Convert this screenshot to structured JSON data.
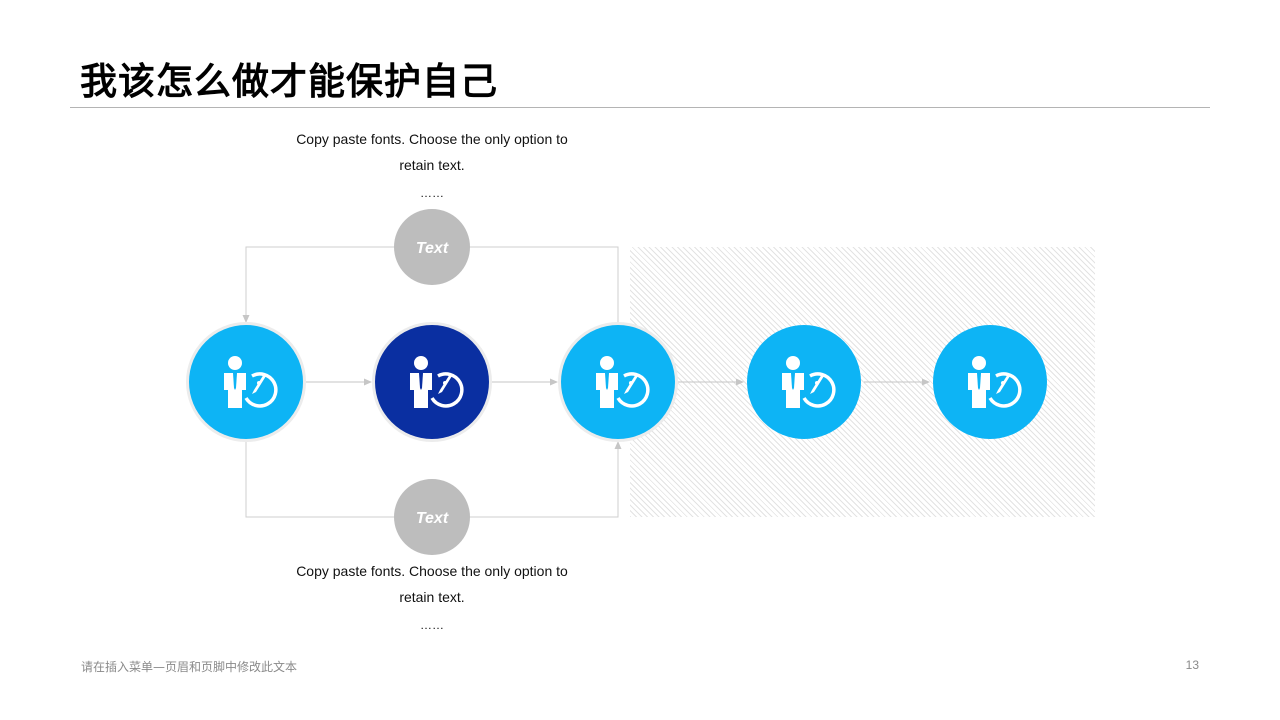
{
  "title": "我该怎么做才能保护自己",
  "notes": {
    "top": {
      "line1": "Copy paste fonts. Choose the only option to",
      "line2": "retain text.",
      "line3": "……"
    },
    "bottom": {
      "line1": "Copy paste fonts. Choose the only option to",
      "line2": "retain text.",
      "line3": "……"
    }
  },
  "gray_nodes": {
    "top_label": "Text",
    "bottom_label": "Text"
  },
  "icon": "businessman-with-compass-icon",
  "colors": {
    "light_blue": "#0db4f5",
    "dark_blue": "#0a2fa1",
    "gray": "#bdbdbd",
    "connector": "#c6c6c6"
  },
  "footer": {
    "text": "请在插入菜单—页眉和页脚中修改此文本",
    "page_number": "13"
  }
}
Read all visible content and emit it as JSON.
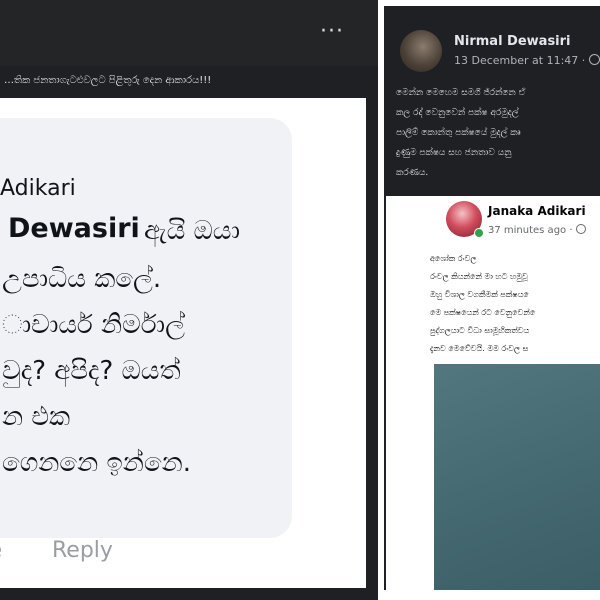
{
  "left_screenshot": {
    "menu_glyph": "···",
    "post_caption": "…තික ජනතාගැටළුවලට පිළිතුරු දෙන ආකාරය!!!",
    "comment": {
      "commenter_name": "Adikari",
      "tagged_name": "Dewasiri",
      "lines": [
        "ඇයි ඔයා",
        "උපාධිය කලේ.",
        "ාචාර්ය නිර්මාල්",
        "වුද? අපිද? ඔයත්",
        "න එක",
        "ගෙනනෙ ඉන්නෙ."
      ]
    },
    "actions": {
      "like": "te",
      "reply": "Reply"
    }
  },
  "right_screenshot": {
    "post": {
      "author": "Nirmal Dewasiri",
      "timestamp": "13 December at 11:47 ·",
      "text_lines": [
        "මෙන්න මෙහෙම සමගි ජ්රන්නෙ ඒ",
        "කල රද් වෙනුවෙන් පක්ෂ අරමුදල්",
        "පාලිම් කොන්තු පක්ෂයේ මුදල් කෘ",
        "දුණුම පක්ෂය සහ ජනතාව යනු",
        "කරණය."
      ]
    },
    "shared_post": {
      "author": "Janaka Adikari",
      "time": "37 minutes ago ·",
      "text_lines": [
        "අශෝක රංවල",
        "රංවල කියන්නේ මා හට හමුවූ",
        "ඔහු විශාල වගකීමක් පක්ෂය ෙ",
        "මෙ පක්ෂයෙන් රට වෙනුවෙන් ෙ",
        "පුද්ගලයාට විධා සාමූහිකත්වය",
        "දැනව මෙවේවයි. මම රංවල ස"
      ]
    }
  }
}
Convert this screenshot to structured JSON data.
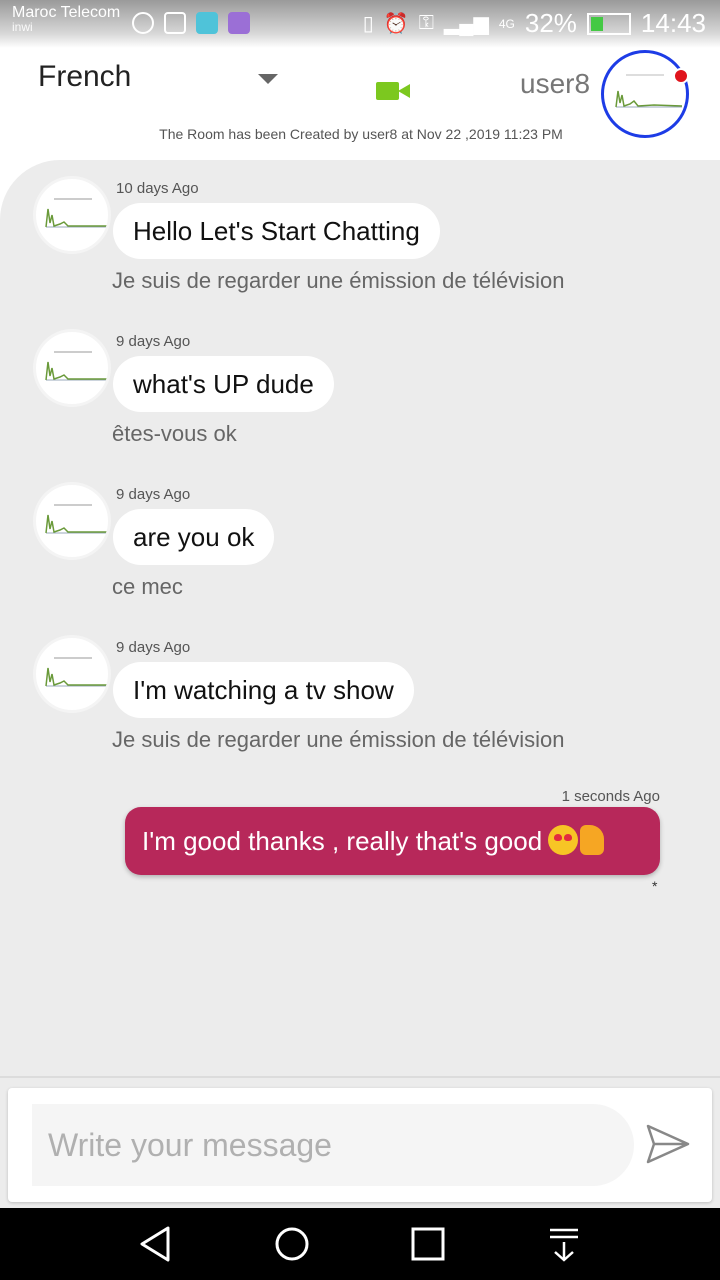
{
  "status_bar": {
    "carrier": "Maroc Telecom",
    "carrier_sub": "inwi",
    "network": "4G",
    "battery": "32%",
    "time": "14:43"
  },
  "header": {
    "language": "French",
    "username": "user8",
    "room_info": "The Room has been Created by user8  at Nov 22 ,2019 11:23 PM"
  },
  "messages": [
    {
      "time": "10 days Ago",
      "text": "Hello Let's Start Chatting",
      "translation": "Je suis de regarder une émission de télévision"
    },
    {
      "time": "9 days Ago",
      "text": "what's UP dude",
      "translation": "êtes-vous ok"
    },
    {
      "time": "9 days Ago",
      "text": "are you ok",
      "translation": "ce mec"
    },
    {
      "time": "9 days Ago",
      "text": "I'm watching a tv show",
      "translation": "Je suis de regarder une émission de télévision"
    }
  ],
  "outgoing": {
    "time": "1 seconds Ago",
    "text": "I'm good thanks , really that's good",
    "mark": "*"
  },
  "composer": {
    "placeholder": "Write your message"
  },
  "colors": {
    "accent": "#b7285a",
    "video_icon": "#7cc81f",
    "avatar_ring": "#1d3ce6",
    "online_dot": "#e0141c"
  }
}
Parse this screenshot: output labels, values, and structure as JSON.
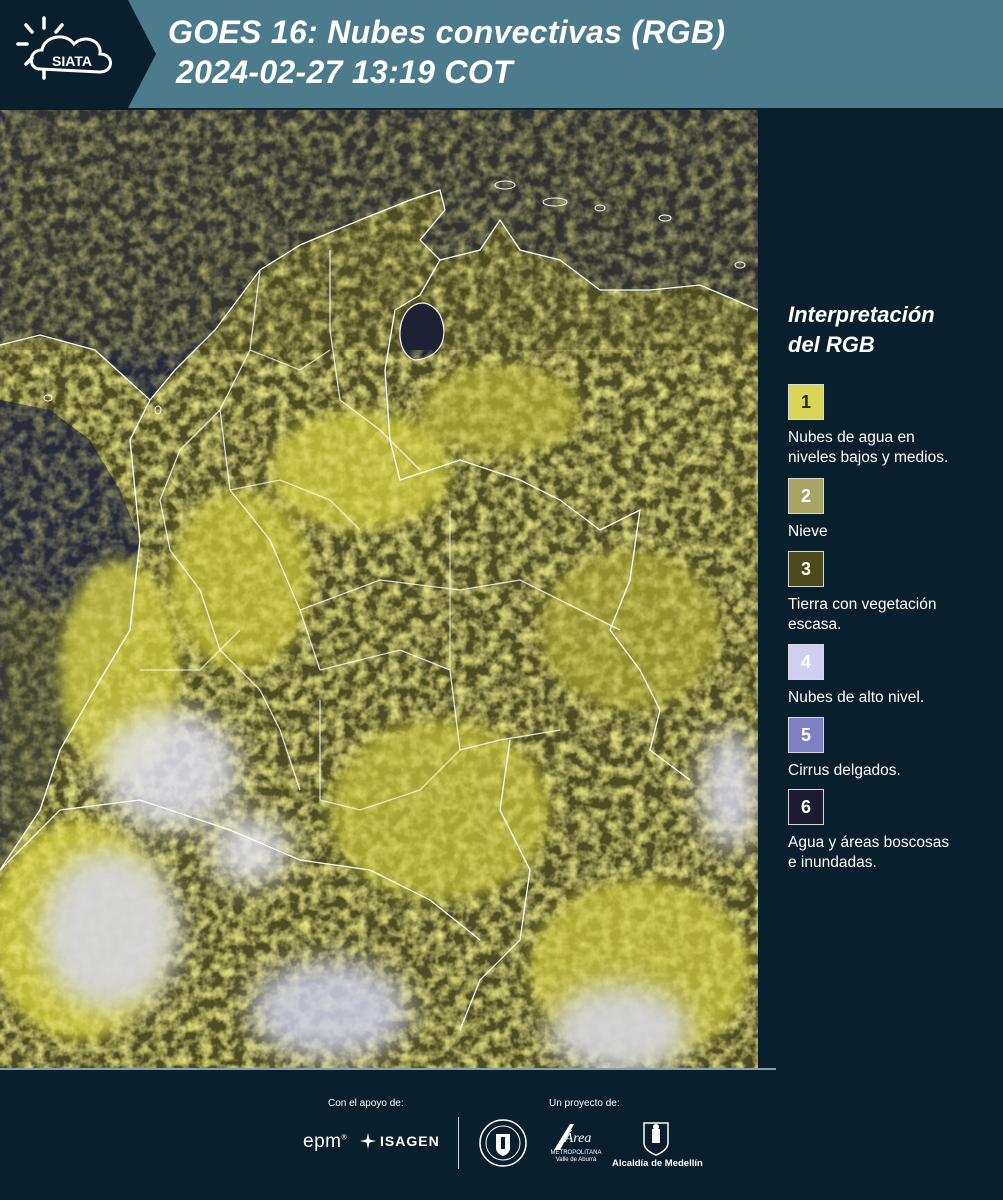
{
  "header": {
    "logo_text": "SIATA",
    "title_line1": "GOES 16: Nubes convectivas (RGB)",
    "title_line2": "2024-02-27 13:19 COT"
  },
  "map": {
    "region": "Colombia",
    "product": "Nubes convectivas (RGB)",
    "colors": {
      "ocean": "#23273a",
      "land_dark": "#4a4a1e",
      "cloud_low": "#d8d640",
      "cloud_high": "#e6e4f0",
      "borders": "#ffffff"
    }
  },
  "legend": {
    "title_line1": "Interpretación",
    "title_line2": "del RGB",
    "items": [
      {
        "num": "1",
        "color": "#d8d65a",
        "num_color": "#2a2a10",
        "text_line1": "Nubes de agua en",
        "text_line2": "niveles bajos y medios."
      },
      {
        "num": "2",
        "color": "#a6a566",
        "num_color": "#ffffff",
        "text_line1": "Nieve",
        "text_line2": ""
      },
      {
        "num": "3",
        "color": "#4d4a1c",
        "num_color": "#ffffff",
        "text_line1": "Tierra con vegetación",
        "text_line2": "escasa."
      },
      {
        "num": "4",
        "color": "#cfd0f0",
        "num_color": "#ffffff",
        "text_line1": "Nubes de alto nivel.",
        "text_line2": ""
      },
      {
        "num": "5",
        "color": "#7f80c2",
        "num_color": "#ffffff",
        "text_line1": "Cirrus delgados.",
        "text_line2": ""
      },
      {
        "num": "6",
        "color": "#1c1c30",
        "num_color": "#ffffff",
        "text_line1": "Agua y áreas boscosas",
        "text_line2": "e inundadas."
      }
    ]
  },
  "footer": {
    "support_label": "Con el apoyo de:",
    "project_label": "Un proyecto de:",
    "sponsor_epm": "epm",
    "sponsor_isagen": "ISAGEN",
    "partner_amva_name": "Área",
    "partner_amva_sub1": "METROPOLITANA",
    "partner_amva_sub2": "Valle de Aburrá",
    "partner_alcaldia": "Alcaldía de Medellín"
  }
}
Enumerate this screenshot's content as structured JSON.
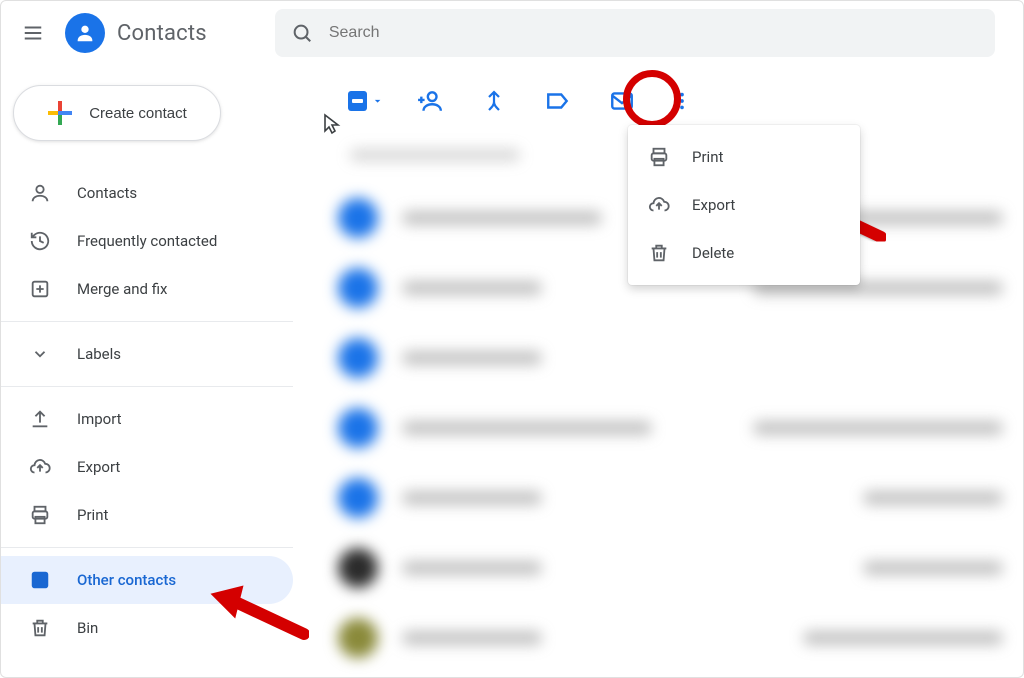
{
  "app": {
    "name": "Contacts"
  },
  "search": {
    "placeholder": "Search"
  },
  "create": {
    "label": "Create contact"
  },
  "sidebar": {
    "main": [
      {
        "label": "Contacts"
      },
      {
        "label": "Frequently contacted"
      },
      {
        "label": "Merge and fix"
      }
    ],
    "labels_heading": "Labels",
    "tools": [
      {
        "label": "Import"
      },
      {
        "label": "Export"
      },
      {
        "label": "Print"
      }
    ],
    "bottom": [
      {
        "label": "Other contacts"
      },
      {
        "label": "Bin"
      }
    ]
  },
  "overflow": {
    "items": [
      {
        "label": "Print"
      },
      {
        "label": "Export"
      },
      {
        "label": "Delete"
      }
    ]
  },
  "colors": {
    "accent": "#1a73e8",
    "annotation": "#d40000"
  }
}
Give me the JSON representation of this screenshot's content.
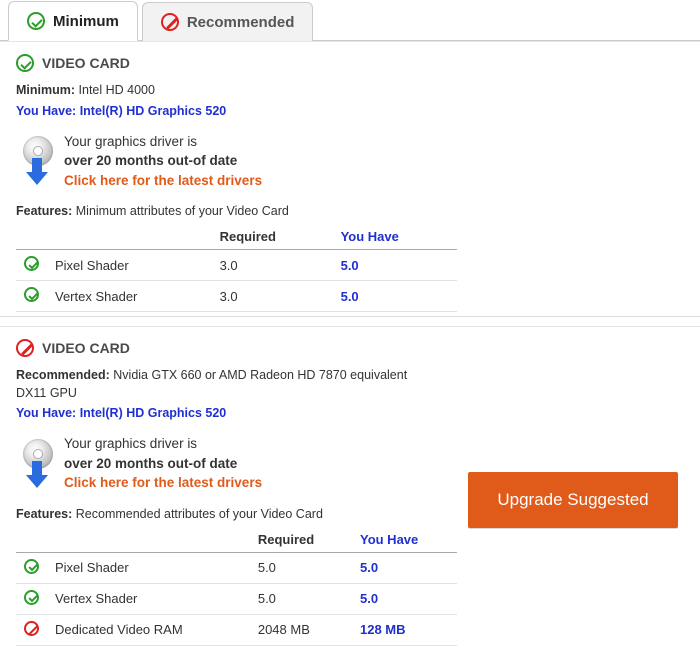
{
  "tabs": {
    "minimum": "Minimum",
    "recommended": "Recommended"
  },
  "columns": {
    "required": "Required",
    "you_have": "You Have"
  },
  "driver_notice": {
    "line1": "Your graphics driver is",
    "line2": "over 20 months out-of date",
    "link": "Click here for the latest drivers"
  },
  "you_have_gpu_prefix": "You Have:",
  "you_have_gpu": "Intel(R) HD Graphics 520",
  "upgrade_button": "Upgrade Suggested",
  "min": {
    "title": "VIDEO CARD",
    "spec_label": "Minimum:",
    "spec": "Intel HD 4000",
    "features_caption_prefix": "Features:",
    "features_caption": "Minimum attributes of your Video Card",
    "rows": [
      {
        "name": "Pixel Shader",
        "required": "3.0",
        "have": "5.0",
        "pass": true
      },
      {
        "name": "Vertex Shader",
        "required": "3.0",
        "have": "5.0",
        "pass": true
      }
    ]
  },
  "rec": {
    "title": "VIDEO CARD",
    "spec_label": "Recommended:",
    "spec": "Nvidia GTX 660 or AMD Radeon HD 7870 equivalent DX11 GPU",
    "features_caption_prefix": "Features:",
    "features_caption": "Recommended attributes of your Video Card",
    "rows": [
      {
        "name": "Pixel Shader",
        "required": "5.0",
        "have": "5.0",
        "pass": true
      },
      {
        "name": "Vertex Shader",
        "required": "5.0",
        "have": "5.0",
        "pass": true
      },
      {
        "name": "Dedicated Video RAM",
        "required": "2048 MB",
        "have": "128 MB",
        "pass": false
      }
    ]
  }
}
§
◆ DIRECTIONS FOR THIS TASK ◆
Show every line from the entries above in which "Nubes" appears.

◆ TASK SOLUTION ◆
    "title_line1": "GOES 16: Nubes convectivas (RGB)",
    "product": "Nubes convectivas (RGB)",
        "text_line1": "Nubes de agua en",
        "text_line1": "Nubes de alto nivel.",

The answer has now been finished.